**YOUR GOAL:** Transcribe all records exactly.

[Stored items]
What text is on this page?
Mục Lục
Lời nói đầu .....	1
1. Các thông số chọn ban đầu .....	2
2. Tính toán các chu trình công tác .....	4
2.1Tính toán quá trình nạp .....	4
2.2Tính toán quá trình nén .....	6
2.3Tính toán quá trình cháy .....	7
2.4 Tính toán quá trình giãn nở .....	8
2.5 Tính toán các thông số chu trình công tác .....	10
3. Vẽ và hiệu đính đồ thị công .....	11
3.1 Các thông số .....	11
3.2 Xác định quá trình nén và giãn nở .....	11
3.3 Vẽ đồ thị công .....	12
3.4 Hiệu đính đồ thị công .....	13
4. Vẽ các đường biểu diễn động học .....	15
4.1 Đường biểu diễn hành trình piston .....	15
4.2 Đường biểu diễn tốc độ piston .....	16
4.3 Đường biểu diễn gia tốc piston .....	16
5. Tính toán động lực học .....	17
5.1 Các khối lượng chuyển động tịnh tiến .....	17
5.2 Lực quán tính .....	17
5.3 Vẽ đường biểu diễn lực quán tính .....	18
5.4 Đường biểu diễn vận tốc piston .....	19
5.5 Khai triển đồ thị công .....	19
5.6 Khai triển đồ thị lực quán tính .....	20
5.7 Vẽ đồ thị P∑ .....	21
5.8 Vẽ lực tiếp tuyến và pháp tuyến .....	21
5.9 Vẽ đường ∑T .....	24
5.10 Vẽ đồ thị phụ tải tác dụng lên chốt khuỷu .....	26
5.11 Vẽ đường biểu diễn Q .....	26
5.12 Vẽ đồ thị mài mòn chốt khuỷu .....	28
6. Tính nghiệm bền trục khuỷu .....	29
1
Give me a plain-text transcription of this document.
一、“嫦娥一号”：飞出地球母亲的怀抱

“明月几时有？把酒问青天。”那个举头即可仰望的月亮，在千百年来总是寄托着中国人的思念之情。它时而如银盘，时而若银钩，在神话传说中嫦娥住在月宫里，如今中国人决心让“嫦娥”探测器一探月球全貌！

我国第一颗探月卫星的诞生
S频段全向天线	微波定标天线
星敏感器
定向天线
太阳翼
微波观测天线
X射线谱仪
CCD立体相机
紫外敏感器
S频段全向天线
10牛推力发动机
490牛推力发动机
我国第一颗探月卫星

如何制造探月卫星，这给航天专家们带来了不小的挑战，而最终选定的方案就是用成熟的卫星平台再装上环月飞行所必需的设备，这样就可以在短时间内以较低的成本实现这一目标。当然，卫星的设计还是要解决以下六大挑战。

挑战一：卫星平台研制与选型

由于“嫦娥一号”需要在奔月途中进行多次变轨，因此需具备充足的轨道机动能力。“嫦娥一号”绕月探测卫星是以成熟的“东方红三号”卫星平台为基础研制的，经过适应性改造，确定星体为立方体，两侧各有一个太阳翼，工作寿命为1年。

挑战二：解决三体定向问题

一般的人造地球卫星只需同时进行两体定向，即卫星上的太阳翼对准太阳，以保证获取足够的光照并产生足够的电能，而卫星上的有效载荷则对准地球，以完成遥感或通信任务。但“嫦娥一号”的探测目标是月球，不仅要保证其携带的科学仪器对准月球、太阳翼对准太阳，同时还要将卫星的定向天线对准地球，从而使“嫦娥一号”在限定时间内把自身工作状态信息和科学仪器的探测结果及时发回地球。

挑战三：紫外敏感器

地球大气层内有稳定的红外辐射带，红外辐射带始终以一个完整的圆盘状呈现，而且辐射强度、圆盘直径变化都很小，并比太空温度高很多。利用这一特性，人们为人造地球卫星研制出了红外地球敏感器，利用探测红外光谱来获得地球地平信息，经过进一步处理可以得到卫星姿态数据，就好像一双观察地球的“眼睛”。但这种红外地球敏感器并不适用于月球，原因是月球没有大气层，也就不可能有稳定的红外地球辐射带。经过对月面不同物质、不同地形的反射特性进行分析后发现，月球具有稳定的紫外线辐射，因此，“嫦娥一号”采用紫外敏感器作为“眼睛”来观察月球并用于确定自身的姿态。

**SOLUTION FOR THIS TASK:**
What text is on this page?
Mục Lục
Lời nói đầu .....	1
1. Các thông số chọn ban đầu .....	2
2. Tính toán các chu trình công tác .....	4
2.1Tính toán quá trình nạp .....	4
2.2Tính toán quá trình nén .....	6
2.3Tính toán quá trình cháy .....	7
2.4 Tính toán quá trình giãn nở .....	8
2.5 Tính toán các thông số chu trình công tác .....	10
3. Vẽ và hiệu đính đồ thị công .....	11
3.1 Các thông số .....	11
3.2 Xác định quá trình nén và giãn nở .....	11
3.3 Vẽ đồ thị công .....	12
3.4 Hiệu đính đồ thị công .....	13
4. Vẽ các đường biểu diễn động học .....	15
4.1 Đường biểu diễn hành trình piston .....	15
4.2 Đường biểu diễn tốc độ piston .....	16
4.3 Đường biểu diễn gia tốc piston .....	16
5. Tính toán động lực học .....	17
5.1 Các khối lượng chuyển động tịnh tiến .....	17
5.2 Lực quán tính .....	17
5.3 Vẽ đường biểu diễn lực quán tính .....	18
5.4 Đường biểu diễn vận tốc piston .....	19
5.5 Khai triển đồ thị công .....	19
5.6 Khai triển đồ thị lực quán tính .....	20
5.7 Vẽ đồ thị P∑ .....	21
5.8 Vẽ lực tiếp tuyến và pháp tuyến .....	21
5.9 Vẽ đường ∑T .....	24
5.10 Vẽ đồ thị phụ tải tác dụng lên chốt khuỷu .....	26
5.11 Vẽ đường biểu diễn Q .....	26
5.12 Vẽ đồ thị mài mòn chốt khuỷu .....	28
6. Tính nghiệm bền trục khuỷu .....	29
1
Give me a plain-text transcription of this document.
一、“嫦娥一号”：飞出地球母亲的怀抱

“明月几时有？把酒问青天。”那个举头即可仰望的月亮，在千百年来总是寄托着中国人的思念之情。它时而如银盘，时而若银钩，在神话传说中嫦娥住在月宫里，如今中国人决心让“嫦娥”探测器一探月球全貌！

我国第一颗探月卫星的诞生
S频段全向天线	微波定标天线
星敏感器
定向天线
太阳翼
微波观测天线
X射线谱仪
CCD立体相机
紫外敏感器
S频段全向天线
10牛推力发动机
490牛推力发动机
我国第一颗探月卫星

如何制造探月卫星，这给航天专家们带来了不小的挑战，而最终选定的方案就是用成熟的卫星平台再装上环月飞行所必需的设备，这样就可以在短时间内以较低的成本实现这一目标。当然，卫星的设计还是要解决以下六大挑战。

挑战一：卫星平台研制与选型

由于“嫦娥一号”需要在奔月途中进行多次变轨，因此需具备充足的轨道机动能力。“嫦娥一号”绕月探测卫星是以成熟的“东方红三号”卫星平台为基础研制的，经过适应性改造，确定星体为立方体，两侧各有一个太阳翼，工作寿命为1年。

挑战二：解决三体定向问题

一般的人造地球卫星只需同时进行两体定向，即卫星上的太阳翼对准太阳，以保证获取足够的光照并产生足够的电能，而卫星上的有效载荷则对准地球，以完成遥感或通信任务。但“嫦娥一号”的探测目标是月球，不仅要保证其携带的科学仪器对准月球、太阳翼对准太阳，同时还要将卫星的定向天线对准地球，从而使“嫦娥一号”在限定时间内把自身工作状态信息和科学仪器的探测结果及时发回地球。

挑战三：紫外敏感器

地球大气层内有稳定的红外辐射带，红外辐射带始终以一个完整的圆盘状呈现，而且辐射强度、圆盘直径变化都很小，并比太空温度高很多。利用这一特性，人们为人造地球卫星研制出了红外地球敏感器，利用探测红外光谱来获得地球地平信息，经过进一步处理可以得到卫星姿态数据，就好像一双观察地球的“眼睛”。但这种红外地球敏感器并不适用于月球，原因是月球没有大气层，也就不可能有稳定的红外地球辐射带。经过对月面不同物质、不同地形的反射特性进行分析后发现，月球具有稳定的紫外线辐射，因此，“嫦娥一号”采用紫外敏感器作为“眼睛”来观察月球并用于确定自身的姿态。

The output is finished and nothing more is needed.